**PROVIDED DATA**
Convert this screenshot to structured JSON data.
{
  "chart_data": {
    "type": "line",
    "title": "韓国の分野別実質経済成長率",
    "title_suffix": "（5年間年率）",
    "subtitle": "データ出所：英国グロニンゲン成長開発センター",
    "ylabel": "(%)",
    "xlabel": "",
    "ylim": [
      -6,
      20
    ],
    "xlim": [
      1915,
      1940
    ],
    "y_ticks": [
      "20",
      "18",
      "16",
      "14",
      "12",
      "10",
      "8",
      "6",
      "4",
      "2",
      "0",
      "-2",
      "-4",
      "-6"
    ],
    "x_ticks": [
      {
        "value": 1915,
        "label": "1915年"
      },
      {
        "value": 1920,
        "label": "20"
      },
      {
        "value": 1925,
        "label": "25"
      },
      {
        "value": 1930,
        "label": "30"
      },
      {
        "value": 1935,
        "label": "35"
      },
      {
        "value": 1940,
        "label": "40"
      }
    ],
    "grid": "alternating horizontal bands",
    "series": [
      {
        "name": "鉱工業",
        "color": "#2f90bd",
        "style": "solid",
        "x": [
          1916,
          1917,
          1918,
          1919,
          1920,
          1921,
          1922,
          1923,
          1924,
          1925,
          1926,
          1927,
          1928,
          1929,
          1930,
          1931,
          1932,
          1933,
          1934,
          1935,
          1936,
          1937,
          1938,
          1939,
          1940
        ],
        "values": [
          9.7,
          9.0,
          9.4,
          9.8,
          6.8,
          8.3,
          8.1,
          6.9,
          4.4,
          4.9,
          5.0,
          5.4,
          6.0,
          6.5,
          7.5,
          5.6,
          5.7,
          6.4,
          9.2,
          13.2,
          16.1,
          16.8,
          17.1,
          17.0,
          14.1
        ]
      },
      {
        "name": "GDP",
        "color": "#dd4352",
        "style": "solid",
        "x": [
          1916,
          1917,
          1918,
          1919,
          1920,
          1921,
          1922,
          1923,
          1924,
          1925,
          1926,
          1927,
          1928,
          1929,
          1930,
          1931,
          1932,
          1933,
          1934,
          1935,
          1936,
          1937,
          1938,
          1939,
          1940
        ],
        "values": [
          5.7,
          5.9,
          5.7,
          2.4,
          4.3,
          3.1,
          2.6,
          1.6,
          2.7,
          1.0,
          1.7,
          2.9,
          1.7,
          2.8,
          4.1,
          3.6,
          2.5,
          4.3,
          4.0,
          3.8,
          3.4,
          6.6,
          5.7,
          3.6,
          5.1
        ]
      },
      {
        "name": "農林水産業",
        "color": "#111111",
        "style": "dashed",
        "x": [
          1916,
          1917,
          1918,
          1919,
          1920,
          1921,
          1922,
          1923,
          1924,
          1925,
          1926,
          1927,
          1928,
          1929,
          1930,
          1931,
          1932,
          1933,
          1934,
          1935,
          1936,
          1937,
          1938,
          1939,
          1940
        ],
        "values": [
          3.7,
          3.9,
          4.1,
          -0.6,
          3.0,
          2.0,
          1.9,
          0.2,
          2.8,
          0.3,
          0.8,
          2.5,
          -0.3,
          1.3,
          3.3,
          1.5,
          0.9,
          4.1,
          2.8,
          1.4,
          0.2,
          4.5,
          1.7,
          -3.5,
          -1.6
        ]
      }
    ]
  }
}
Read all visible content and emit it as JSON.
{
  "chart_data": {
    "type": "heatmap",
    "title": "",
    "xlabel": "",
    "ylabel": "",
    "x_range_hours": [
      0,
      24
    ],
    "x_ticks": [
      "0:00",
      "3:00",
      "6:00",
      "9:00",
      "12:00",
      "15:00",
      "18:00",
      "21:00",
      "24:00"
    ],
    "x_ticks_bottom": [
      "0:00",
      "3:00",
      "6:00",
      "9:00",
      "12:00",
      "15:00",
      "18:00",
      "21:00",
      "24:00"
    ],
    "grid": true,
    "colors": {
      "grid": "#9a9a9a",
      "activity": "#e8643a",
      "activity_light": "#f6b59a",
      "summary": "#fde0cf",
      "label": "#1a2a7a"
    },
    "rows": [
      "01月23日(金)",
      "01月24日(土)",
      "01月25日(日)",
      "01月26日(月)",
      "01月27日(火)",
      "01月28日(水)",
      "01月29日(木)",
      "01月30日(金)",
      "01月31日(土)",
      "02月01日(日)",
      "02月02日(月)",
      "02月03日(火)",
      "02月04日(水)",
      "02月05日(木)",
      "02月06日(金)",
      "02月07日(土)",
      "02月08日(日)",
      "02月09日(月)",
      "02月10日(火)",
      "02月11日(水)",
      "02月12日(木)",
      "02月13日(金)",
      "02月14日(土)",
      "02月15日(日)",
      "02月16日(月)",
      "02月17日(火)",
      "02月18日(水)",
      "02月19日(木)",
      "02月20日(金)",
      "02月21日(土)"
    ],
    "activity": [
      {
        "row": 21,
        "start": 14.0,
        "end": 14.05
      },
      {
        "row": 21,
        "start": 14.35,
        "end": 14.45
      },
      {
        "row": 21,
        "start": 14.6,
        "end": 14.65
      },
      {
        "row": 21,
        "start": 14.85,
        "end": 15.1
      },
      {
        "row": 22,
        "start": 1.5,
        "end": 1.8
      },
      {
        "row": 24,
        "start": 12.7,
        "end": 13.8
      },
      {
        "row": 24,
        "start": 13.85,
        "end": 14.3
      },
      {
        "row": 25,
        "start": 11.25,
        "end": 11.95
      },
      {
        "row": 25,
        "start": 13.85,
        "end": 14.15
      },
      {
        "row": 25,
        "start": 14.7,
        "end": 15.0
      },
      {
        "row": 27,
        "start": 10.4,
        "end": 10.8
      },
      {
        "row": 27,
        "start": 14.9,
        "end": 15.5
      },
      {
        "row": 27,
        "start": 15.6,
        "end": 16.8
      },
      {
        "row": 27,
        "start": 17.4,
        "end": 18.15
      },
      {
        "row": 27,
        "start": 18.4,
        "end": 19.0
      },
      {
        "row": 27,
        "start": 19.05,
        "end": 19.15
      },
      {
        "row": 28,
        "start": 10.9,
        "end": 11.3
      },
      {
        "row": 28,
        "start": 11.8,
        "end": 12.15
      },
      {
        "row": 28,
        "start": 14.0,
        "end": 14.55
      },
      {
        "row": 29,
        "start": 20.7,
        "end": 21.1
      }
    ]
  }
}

**WHAT TO WORK ON**
Collect the lines of the records that include the string "JSON".

**FINISHED ANSWER**
Convert this screenshot to structured JSON data.
Read all visible content and emit it as JSON.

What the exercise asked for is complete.